-- Job --
Lines containing the word "sollen" are to be located and copied.

(Stored items)
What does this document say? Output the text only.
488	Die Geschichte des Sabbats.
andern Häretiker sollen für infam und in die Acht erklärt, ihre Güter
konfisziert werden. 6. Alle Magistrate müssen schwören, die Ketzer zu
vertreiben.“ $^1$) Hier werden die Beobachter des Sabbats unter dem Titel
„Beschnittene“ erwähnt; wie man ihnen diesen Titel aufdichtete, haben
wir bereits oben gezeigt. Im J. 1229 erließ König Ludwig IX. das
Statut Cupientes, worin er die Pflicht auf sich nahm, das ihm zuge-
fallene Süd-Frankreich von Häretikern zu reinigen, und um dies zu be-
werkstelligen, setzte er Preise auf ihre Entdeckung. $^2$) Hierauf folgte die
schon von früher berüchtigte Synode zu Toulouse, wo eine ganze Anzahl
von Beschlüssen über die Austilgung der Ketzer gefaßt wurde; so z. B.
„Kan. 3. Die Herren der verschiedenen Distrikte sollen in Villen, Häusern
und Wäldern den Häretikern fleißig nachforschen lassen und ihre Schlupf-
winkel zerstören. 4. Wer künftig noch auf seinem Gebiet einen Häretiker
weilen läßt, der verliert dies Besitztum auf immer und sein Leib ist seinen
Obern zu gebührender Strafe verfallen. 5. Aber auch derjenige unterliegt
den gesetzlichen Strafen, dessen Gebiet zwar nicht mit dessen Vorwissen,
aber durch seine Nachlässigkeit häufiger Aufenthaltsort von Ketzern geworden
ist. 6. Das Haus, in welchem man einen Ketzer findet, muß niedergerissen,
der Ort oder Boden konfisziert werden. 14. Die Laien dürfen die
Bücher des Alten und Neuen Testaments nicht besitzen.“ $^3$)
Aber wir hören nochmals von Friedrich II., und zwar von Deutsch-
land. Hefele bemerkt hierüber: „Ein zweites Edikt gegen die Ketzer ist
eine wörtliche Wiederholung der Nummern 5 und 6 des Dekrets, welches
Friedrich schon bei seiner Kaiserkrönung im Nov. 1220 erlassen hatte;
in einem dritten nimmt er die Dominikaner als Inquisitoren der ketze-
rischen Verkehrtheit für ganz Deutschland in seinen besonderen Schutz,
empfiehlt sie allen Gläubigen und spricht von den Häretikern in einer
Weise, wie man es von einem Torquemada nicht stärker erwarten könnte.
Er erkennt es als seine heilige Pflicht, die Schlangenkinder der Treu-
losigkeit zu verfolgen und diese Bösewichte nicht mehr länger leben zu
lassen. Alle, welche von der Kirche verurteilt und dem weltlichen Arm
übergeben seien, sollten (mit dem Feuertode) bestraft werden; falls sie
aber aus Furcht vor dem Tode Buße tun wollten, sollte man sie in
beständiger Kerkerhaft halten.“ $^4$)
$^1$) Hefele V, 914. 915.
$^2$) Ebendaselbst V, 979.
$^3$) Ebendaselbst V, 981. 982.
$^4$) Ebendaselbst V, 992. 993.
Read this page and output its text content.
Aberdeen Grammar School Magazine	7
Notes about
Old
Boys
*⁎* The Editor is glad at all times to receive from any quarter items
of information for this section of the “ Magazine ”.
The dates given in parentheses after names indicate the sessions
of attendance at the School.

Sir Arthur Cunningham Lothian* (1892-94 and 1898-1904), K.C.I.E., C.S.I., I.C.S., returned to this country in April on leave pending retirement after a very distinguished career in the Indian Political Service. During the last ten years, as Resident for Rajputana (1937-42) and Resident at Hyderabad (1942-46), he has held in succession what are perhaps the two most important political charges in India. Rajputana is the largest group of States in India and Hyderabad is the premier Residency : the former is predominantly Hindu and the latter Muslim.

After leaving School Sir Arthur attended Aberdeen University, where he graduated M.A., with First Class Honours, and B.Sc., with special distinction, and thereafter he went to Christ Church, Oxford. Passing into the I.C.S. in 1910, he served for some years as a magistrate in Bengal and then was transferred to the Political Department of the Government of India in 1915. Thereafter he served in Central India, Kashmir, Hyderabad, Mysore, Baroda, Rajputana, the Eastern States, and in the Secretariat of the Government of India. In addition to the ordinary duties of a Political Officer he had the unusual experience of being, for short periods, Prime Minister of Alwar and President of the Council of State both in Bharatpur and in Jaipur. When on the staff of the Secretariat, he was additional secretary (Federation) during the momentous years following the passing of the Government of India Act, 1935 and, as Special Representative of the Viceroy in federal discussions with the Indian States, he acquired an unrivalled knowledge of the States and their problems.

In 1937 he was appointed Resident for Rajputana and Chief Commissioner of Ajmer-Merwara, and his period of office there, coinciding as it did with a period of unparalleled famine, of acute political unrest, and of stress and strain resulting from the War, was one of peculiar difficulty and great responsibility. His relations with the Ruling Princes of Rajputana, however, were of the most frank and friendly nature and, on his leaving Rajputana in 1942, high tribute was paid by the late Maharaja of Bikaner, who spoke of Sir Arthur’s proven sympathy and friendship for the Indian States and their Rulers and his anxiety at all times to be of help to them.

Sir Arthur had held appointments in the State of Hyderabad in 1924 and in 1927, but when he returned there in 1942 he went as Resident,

-- Task result --
andern Häretiker sollen für infam und in die Acht erklärt, ihre Güter
„Kan. 3. Die Herren der verschiedenen Distrikte sollen in Villen, Häusern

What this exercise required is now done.